Repeat the listing that follows, character for character, minus the pictures.
━━━━━━━━━━━━━━━━
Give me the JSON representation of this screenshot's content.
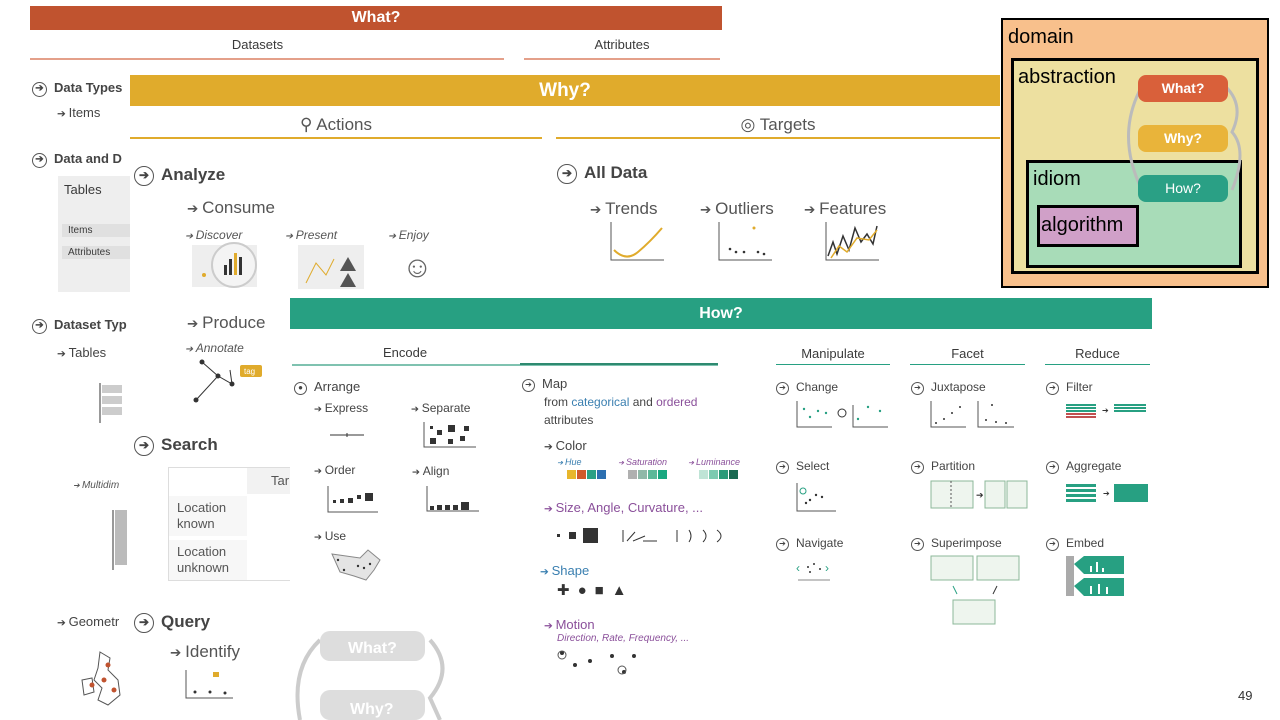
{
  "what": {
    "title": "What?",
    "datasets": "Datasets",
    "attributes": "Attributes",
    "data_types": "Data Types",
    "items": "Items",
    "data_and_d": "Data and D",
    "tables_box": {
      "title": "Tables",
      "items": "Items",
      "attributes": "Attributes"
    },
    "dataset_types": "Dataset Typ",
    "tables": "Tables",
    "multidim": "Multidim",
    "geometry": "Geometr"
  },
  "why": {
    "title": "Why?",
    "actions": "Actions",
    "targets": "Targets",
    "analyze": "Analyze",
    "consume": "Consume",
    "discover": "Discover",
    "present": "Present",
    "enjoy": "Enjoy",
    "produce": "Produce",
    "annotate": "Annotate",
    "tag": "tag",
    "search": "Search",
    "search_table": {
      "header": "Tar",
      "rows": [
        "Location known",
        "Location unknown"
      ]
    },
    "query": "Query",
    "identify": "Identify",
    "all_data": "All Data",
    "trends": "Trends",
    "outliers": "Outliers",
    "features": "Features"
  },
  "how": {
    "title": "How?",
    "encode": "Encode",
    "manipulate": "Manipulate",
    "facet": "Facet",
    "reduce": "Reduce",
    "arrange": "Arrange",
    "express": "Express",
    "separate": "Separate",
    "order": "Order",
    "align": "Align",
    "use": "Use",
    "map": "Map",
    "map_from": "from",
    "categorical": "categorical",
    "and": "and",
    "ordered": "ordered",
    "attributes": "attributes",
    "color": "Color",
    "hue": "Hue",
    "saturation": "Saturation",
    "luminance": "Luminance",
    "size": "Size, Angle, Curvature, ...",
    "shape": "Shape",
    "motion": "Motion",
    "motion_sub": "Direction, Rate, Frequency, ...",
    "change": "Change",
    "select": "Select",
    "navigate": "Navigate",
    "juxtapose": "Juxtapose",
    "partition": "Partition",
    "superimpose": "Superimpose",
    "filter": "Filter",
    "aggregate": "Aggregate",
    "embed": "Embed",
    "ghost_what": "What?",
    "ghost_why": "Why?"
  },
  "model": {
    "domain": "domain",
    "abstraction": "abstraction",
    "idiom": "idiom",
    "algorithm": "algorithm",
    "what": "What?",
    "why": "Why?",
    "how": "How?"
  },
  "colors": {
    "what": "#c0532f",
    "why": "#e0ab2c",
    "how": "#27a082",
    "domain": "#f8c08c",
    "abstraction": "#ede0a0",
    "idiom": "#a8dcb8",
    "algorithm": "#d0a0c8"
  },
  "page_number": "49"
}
━━━━━━━━━━━━━━━━
### EXERCISE RESULT
Give me the JSON representation of this screenshot's content.
{
  "what": {
    "title": "What?",
    "datasets": "Datasets",
    "attributes": "Attributes",
    "data_types": "Data Types",
    "items": "Items",
    "data_and_d": "Data and D",
    "tables_box": {
      "title": "Tables",
      "items": "Items",
      "attributes": "Attributes"
    },
    "dataset_types": "Dataset Typ",
    "tables": "Tables",
    "multidim": "Multidim",
    "geometry": "Geometr"
  },
  "why": {
    "title": "Why?",
    "actions": "Actions",
    "targets": "Targets",
    "analyze": "Analyze",
    "consume": "Consume",
    "discover": "Discover",
    "present": "Present",
    "enjoy": "Enjoy",
    "produce": "Produce",
    "annotate": "Annotate",
    "tag": "tag",
    "search": "Search",
    "search_table": {
      "header": "Tar",
      "rows": [
        "Location known",
        "Location unknown"
      ]
    },
    "query": "Query",
    "identify": "Identify",
    "all_data": "All Data",
    "trends": "Trends",
    "outliers": "Outliers",
    "features": "Features"
  },
  "how": {
    "title": "How?",
    "encode": "Encode",
    "manipulate": "Manipulate",
    "facet": "Facet",
    "reduce": "Reduce",
    "arrange": "Arrange",
    "express": "Express",
    "separate": "Separate",
    "order": "Order",
    "align": "Align",
    "use": "Use",
    "map": "Map",
    "map_from": "from",
    "categorical": "categorical",
    "and": "and",
    "ordered": "ordered",
    "attributes": "attributes",
    "color": "Color",
    "hue": "Hue",
    "saturation": "Saturation",
    "luminance": "Luminance",
    "size": "Size, Angle, Curvature, ...",
    "shape": "Shape",
    "motion": "Motion",
    "motion_sub": "Direction, Rate, Frequency, ...",
    "change": "Change",
    "select": "Select",
    "navigate": "Navigate",
    "juxtapose": "Juxtapose",
    "partition": "Partition",
    "superimpose": "Superimpose",
    "filter": "Filter",
    "aggregate": "Aggregate",
    "embed": "Embed",
    "ghost_what": "What?",
    "ghost_why": "Why?"
  },
  "model": {
    "domain": "domain",
    "abstraction": "abstraction",
    "idiom": "idiom",
    "algorithm": "algorithm",
    "what": "What?",
    "why": "Why?",
    "how": "How?"
  },
  "colors": {
    "what": "#c0532f",
    "why": "#e0ab2c",
    "how": "#27a082",
    "domain": "#f8c08c",
    "abstraction": "#ede0a0",
    "idiom": "#a8dcb8",
    "algorithm": "#d0a0c8"
  },
  "page_number": "49"
}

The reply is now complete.